Pictures are not part of the copy; repeat everything else in the records exactly.

Stored items from a collection:
--------

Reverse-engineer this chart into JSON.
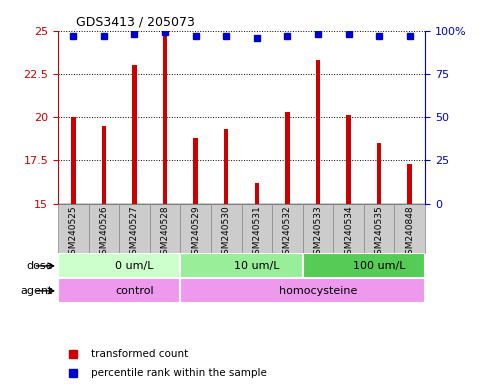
{
  "title": "GDS3413 / 205073",
  "samples": [
    "GSM240525",
    "GSM240526",
    "GSM240527",
    "GSM240528",
    "GSM240529",
    "GSM240530",
    "GSM240531",
    "GSM240532",
    "GSM240533",
    "GSM240534",
    "GSM240535",
    "GSM240848"
  ],
  "bar_values": [
    20.0,
    19.5,
    23.0,
    24.7,
    18.8,
    19.3,
    16.2,
    20.3,
    23.3,
    20.1,
    18.5,
    17.3
  ],
  "percentile_values": [
    97,
    97,
    98,
    99,
    97,
    97,
    96,
    97,
    98,
    98,
    97,
    97
  ],
  "bar_color": "#cc0000",
  "dot_color": "#0000cc",
  "ylim_left": [
    15,
    25
  ],
  "ylim_right": [
    0,
    100
  ],
  "yticks_left": [
    15,
    17.5,
    20,
    22.5,
    25
  ],
  "yticks_right": [
    0,
    25,
    50,
    75,
    100
  ],
  "ytick_labels_left": [
    "15",
    "17.5",
    "20",
    "22.5",
    "25"
  ],
  "ytick_labels_right": [
    "0",
    "25",
    "50",
    "75",
    "100%"
  ],
  "dose_groups": [
    {
      "label": "0 um/L",
      "start": 0,
      "end": 4,
      "color": "#ccffcc"
    },
    {
      "label": "10 um/L",
      "start": 4,
      "end": 8,
      "color": "#99ee99"
    },
    {
      "label": "100 um/L",
      "start": 8,
      "end": 12,
      "color": "#55cc55"
    }
  ],
  "agent_groups": [
    {
      "label": "control",
      "start": 0,
      "end": 4,
      "color": "#ee99ee"
    },
    {
      "label": "homocysteine",
      "start": 4,
      "end": 12,
      "color": "#ee99ee"
    }
  ],
  "dose_label": "dose",
  "agent_label": "agent",
  "legend_items": [
    {
      "color": "#cc0000",
      "label": "transformed count"
    },
    {
      "color": "#0000cc",
      "label": "percentile rank within the sample"
    }
  ],
  "bar_width": 0.15,
  "cell_bg_color": "#cccccc",
  "cell_border_color": "#888888"
}
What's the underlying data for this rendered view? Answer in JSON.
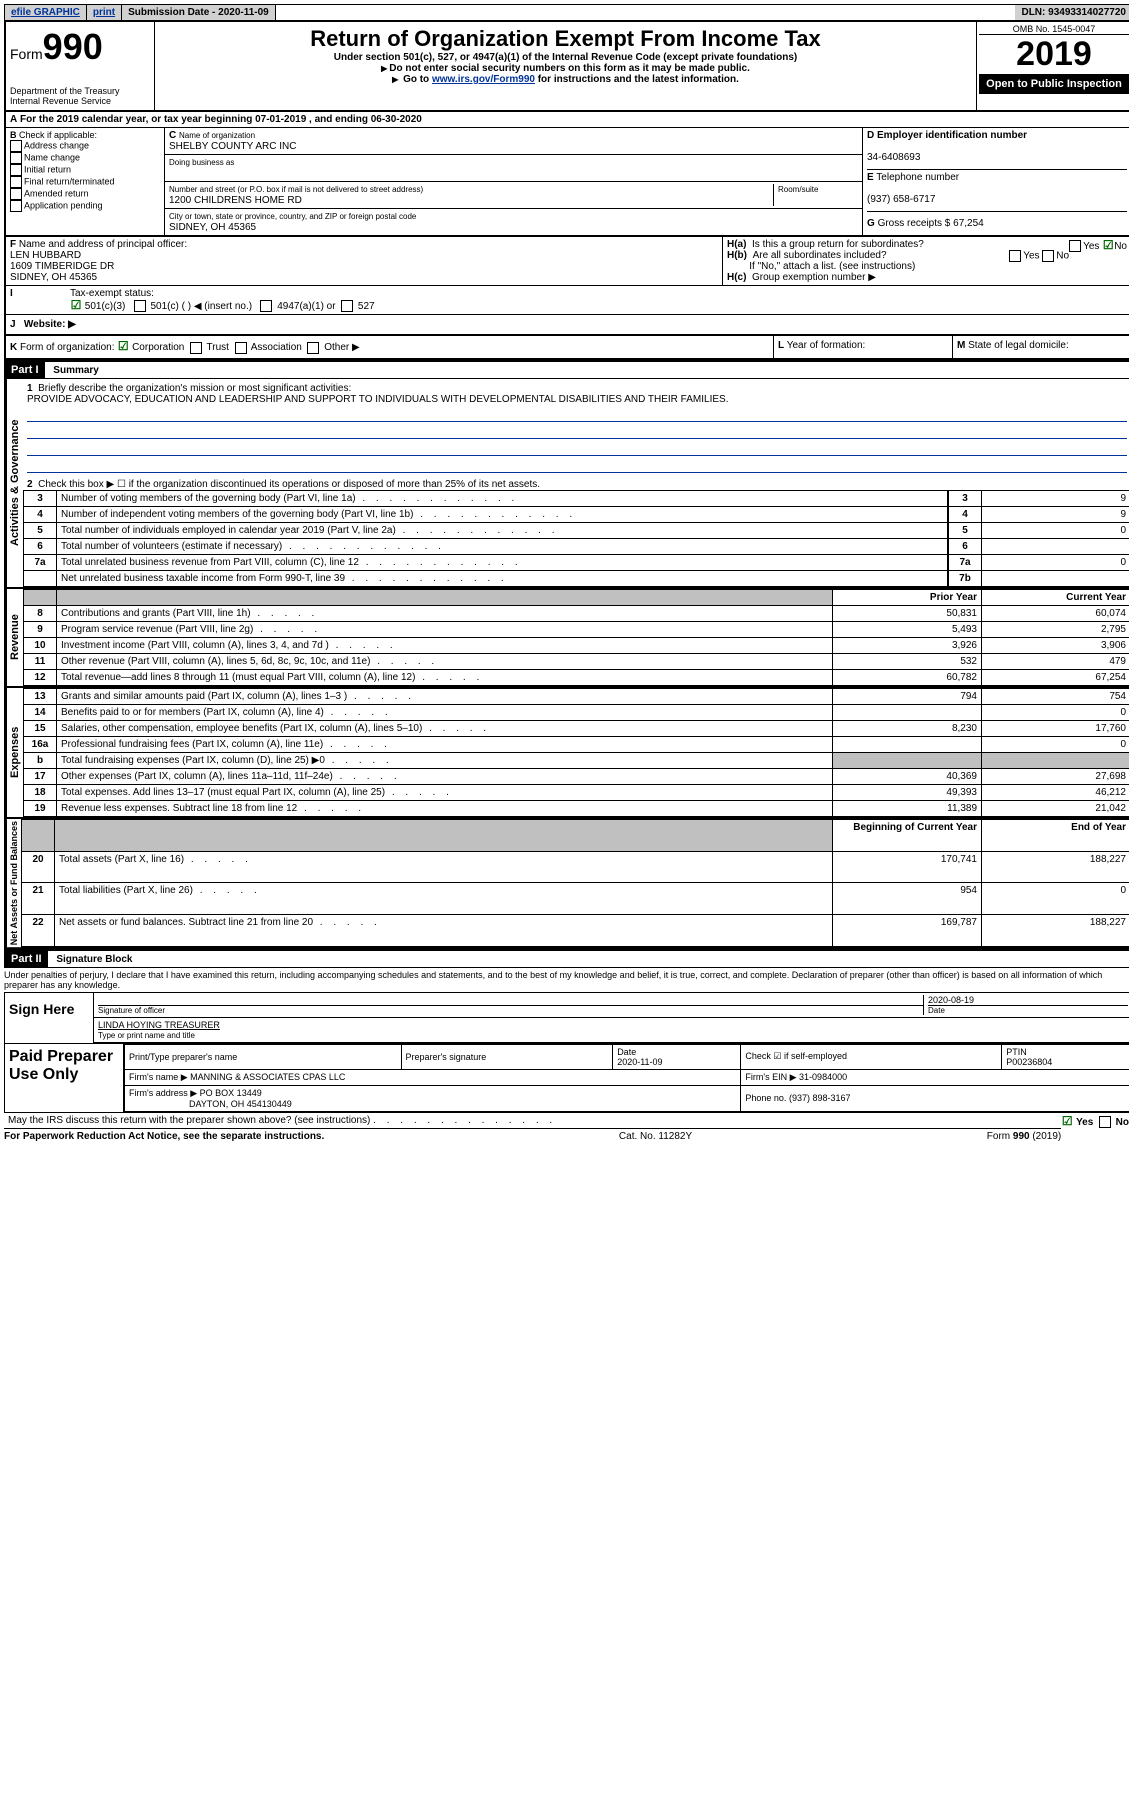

--------

## Result below
Reverse-engineer this chart into JSON.
{
  "title": "GDS3413 / 205073",
  "samples": [
    "GSM240525",
    "GSM240526",
    "GSM240527",
    "GSM240528",
    "GSM240529",
    "GSM240530",
    "GSM240531",
    "GSM240532",
    "GSM240533",
    "GSM240534",
    "GSM240535",
    "GSM240848"
  ],
  "bar_values": [
    20.0,
    19.5,
    23.0,
    24.7,
    18.8,
    19.3,
    16.2,
    20.3,
    23.3,
    20.1,
    18.5,
    17.3
  ],
  "percentile_values": [
    97,
    97,
    98,
    99,
    97,
    97,
    96,
    97,
    98,
    98,
    97,
    97
  ],
  "bar_color": "#cc0000",
  "dot_color": "#0000cc",
  "ylim_left": [
    15,
    25
  ],
  "ylim_right": [
    0,
    100
  ],
  "yticks_left": [
    15,
    17.5,
    20,
    22.5,
    25
  ],
  "yticks_right": [
    0,
    25,
    50,
    75,
    100
  ],
  "ytick_labels_left": [
    "15",
    "17.5",
    "20",
    "22.5",
    "25"
  ],
  "ytick_labels_right": [
    "0",
    "25",
    "50",
    "75",
    "100%"
  ],
  "dose_groups": [
    {
      "label": "0 um/L",
      "start": 0,
      "end": 4,
      "color": "#ccffcc"
    },
    {
      "label": "10 um/L",
      "start": 4,
      "end": 8,
      "color": "#99ee99"
    },
    {
      "label": "100 um/L",
      "start": 8,
      "end": 12,
      "color": "#55cc55"
    }
  ],
  "agent_groups": [
    {
      "label": "control",
      "start": 0,
      "end": 4,
      "color": "#ee99ee"
    },
    {
      "label": "homocysteine",
      "start": 4,
      "end": 12,
      "color": "#ee99ee"
    }
  ],
  "dose_label": "dose",
  "agent_label": "agent",
  "legend_items": [
    {
      "color": "#cc0000",
      "label": "transformed count"
    },
    {
      "color": "#0000cc",
      "label": "percentile rank within the sample"
    }
  ],
  "bar_width": 0.15,
  "cell_bg_color": "#cccccc",
  "cell_border_color": "#888888"
}
What's the underlying data for this rendered view? Answer in JSON.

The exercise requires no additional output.